Reproduce all the material exactly, minus any pictures it holds.

>> start PROVIDED INFORMATION

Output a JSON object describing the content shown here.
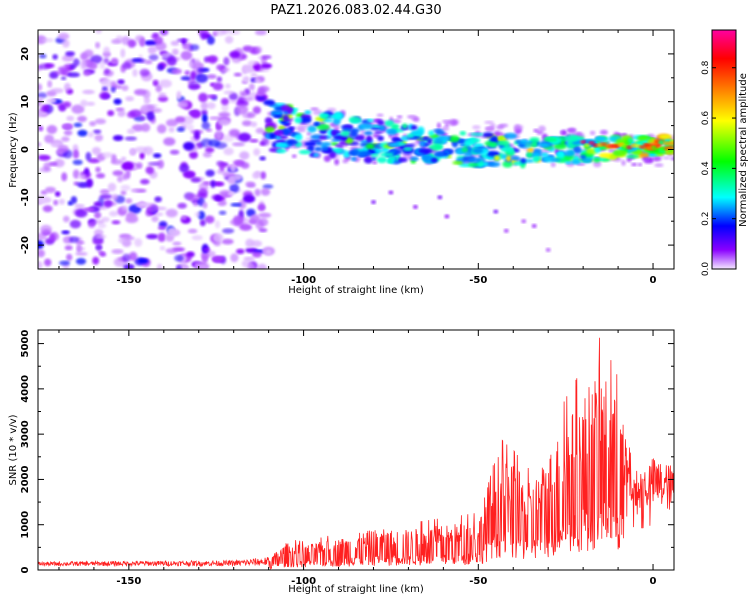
{
  "chart_data": [
    {
      "type": "heatmap",
      "title": "PAZ1.2026.083.02.44.G30",
      "xlabel": "Height of straight line (km)",
      "ylabel": "Frequency (Hz)",
      "xlim": [
        -176,
        6
      ],
      "ylim": [
        -25,
        25
      ],
      "x_ticks": [
        -150,
        -100,
        -50,
        0
      ],
      "x_tick_labels": [
        "-150",
        "-100",
        "-50",
        "0"
      ],
      "y_ticks": [
        -20,
        -10,
        0,
        10,
        20
      ],
      "y_tick_labels": [
        "-20",
        "-10",
        "0",
        "10",
        "20"
      ],
      "colorbar": {
        "label": "Normalized spectral amplitude",
        "range": [
          0,
          0.95
        ],
        "ticks": [
          0.0,
          0.2,
          0.4,
          0.6,
          0.8
        ],
        "tick_labels": [
          "0.0",
          "0.2",
          "0.4",
          "0.6",
          "0.8"
        ],
        "colors": [
          "#f4e8ff",
          "#8a00ff",
          "#0000ff",
          "#00ffff",
          "#00ff00",
          "#ffff00",
          "#ff8000",
          "#ff0000",
          "#ff00a0"
        ]
      },
      "regions": [
        {
          "name": "noise",
          "x_range": [
            -176,
            -110
          ],
          "freq_range": [
            -25,
            25
          ],
          "amplitude": 0.08
        },
        {
          "name": "signal-band",
          "x_range": [
            -110,
            6
          ],
          "freq_start": 5,
          "freq_end": 1,
          "amplitude_peak": 0.9
        }
      ]
    },
    {
      "type": "line",
      "xlabel": "Height of straight line (km)",
      "ylabel": "SNR (10 * v/v)",
      "xlim": [
        -176,
        6
      ],
      "ylim": [
        0,
        5300
      ],
      "x_ticks": [
        -150,
        -100,
        -50,
        0
      ],
      "x_tick_labels": [
        "-150",
        "-100",
        "-50",
        "0"
      ],
      "y_ticks": [
        0,
        1000,
        2000,
        3000,
        4000,
        5000
      ],
      "y_tick_labels": [
        "0",
        "1000",
        "2000",
        "3000",
        "4000",
        "5000"
      ],
      "line_color": "#ff2020",
      "envelope": {
        "x": [
          -176,
          -150,
          -120,
          -110,
          -105,
          -100,
          -90,
          -80,
          -70,
          -60,
          -50,
          -45,
          -40,
          -35,
          -30,
          -25,
          -20,
          -15,
          -10,
          -5,
          0,
          6
        ],
        "y": [
          150,
          170,
          180,
          260,
          600,
          550,
          700,
          900,
          900,
          1000,
          1100,
          2600,
          2300,
          1900,
          2600,
          3300,
          3900,
          4500,
          3700,
          2200,
          2500,
          2300
        ]
      }
    }
  ]
}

>> end PROVIDED INFORMATION

RESPONSE TO THIS EXERCISE ->
Output a JSON object describing the content shown here.
{
  "chart_data": [
    {
      "type": "heatmap",
      "title": "PAZ1.2026.083.02.44.G30",
      "xlabel": "Height of straight line (km)",
      "ylabel": "Frequency (Hz)",
      "xlim": [
        -176,
        6
      ],
      "ylim": [
        -25,
        25
      ],
      "x_ticks": [
        -150,
        -100,
        -50,
        0
      ],
      "x_tick_labels": [
        "-150",
        "-100",
        "-50",
        "0"
      ],
      "y_ticks": [
        -20,
        -10,
        0,
        10,
        20
      ],
      "y_tick_labels": [
        "-20",
        "-10",
        "0",
        "10",
        "20"
      ],
      "colorbar": {
        "label": "Normalized spectral amplitude",
        "range": [
          0,
          0.95
        ],
        "ticks": [
          0.0,
          0.2,
          0.4,
          0.6,
          0.8
        ],
        "tick_labels": [
          "0.0",
          "0.2",
          "0.4",
          "0.6",
          "0.8"
        ],
        "colors": [
          "#f4e8ff",
          "#8a00ff",
          "#0000ff",
          "#00ffff",
          "#00ff00",
          "#ffff00",
          "#ff8000",
          "#ff0000",
          "#ff00a0"
        ]
      },
      "regions": [
        {
          "name": "noise",
          "x_range": [
            -176,
            -110
          ],
          "freq_range": [
            -25,
            25
          ],
          "amplitude": 0.08
        },
        {
          "name": "signal-band",
          "x_range": [
            -110,
            6
          ],
          "freq_start": 5,
          "freq_end": 1,
          "amplitude_peak": 0.9
        }
      ]
    },
    {
      "type": "line",
      "xlabel": "Height of straight line (km)",
      "ylabel": "SNR (10 * v/v)",
      "xlim": [
        -176,
        6
      ],
      "ylim": [
        0,
        5300
      ],
      "x_ticks": [
        -150,
        -100,
        -50,
        0
      ],
      "x_tick_labels": [
        "-150",
        "-100",
        "-50",
        "0"
      ],
      "y_ticks": [
        0,
        1000,
        2000,
        3000,
        4000,
        5000
      ],
      "y_tick_labels": [
        "0",
        "1000",
        "2000",
        "3000",
        "4000",
        "5000"
      ],
      "line_color": "#ff2020",
      "envelope": {
        "x": [
          -176,
          -150,
          -120,
          -110,
          -105,
          -100,
          -90,
          -80,
          -70,
          -60,
          -50,
          -45,
          -40,
          -35,
          -30,
          -25,
          -20,
          -15,
          -10,
          -5,
          0,
          6
        ],
        "y": [
          150,
          170,
          180,
          260,
          600,
          550,
          700,
          900,
          900,
          1000,
          1100,
          2600,
          2300,
          1900,
          2600,
          3300,
          3900,
          4500,
          3700,
          2200,
          2500,
          2300
        ]
      }
    }
  ]
}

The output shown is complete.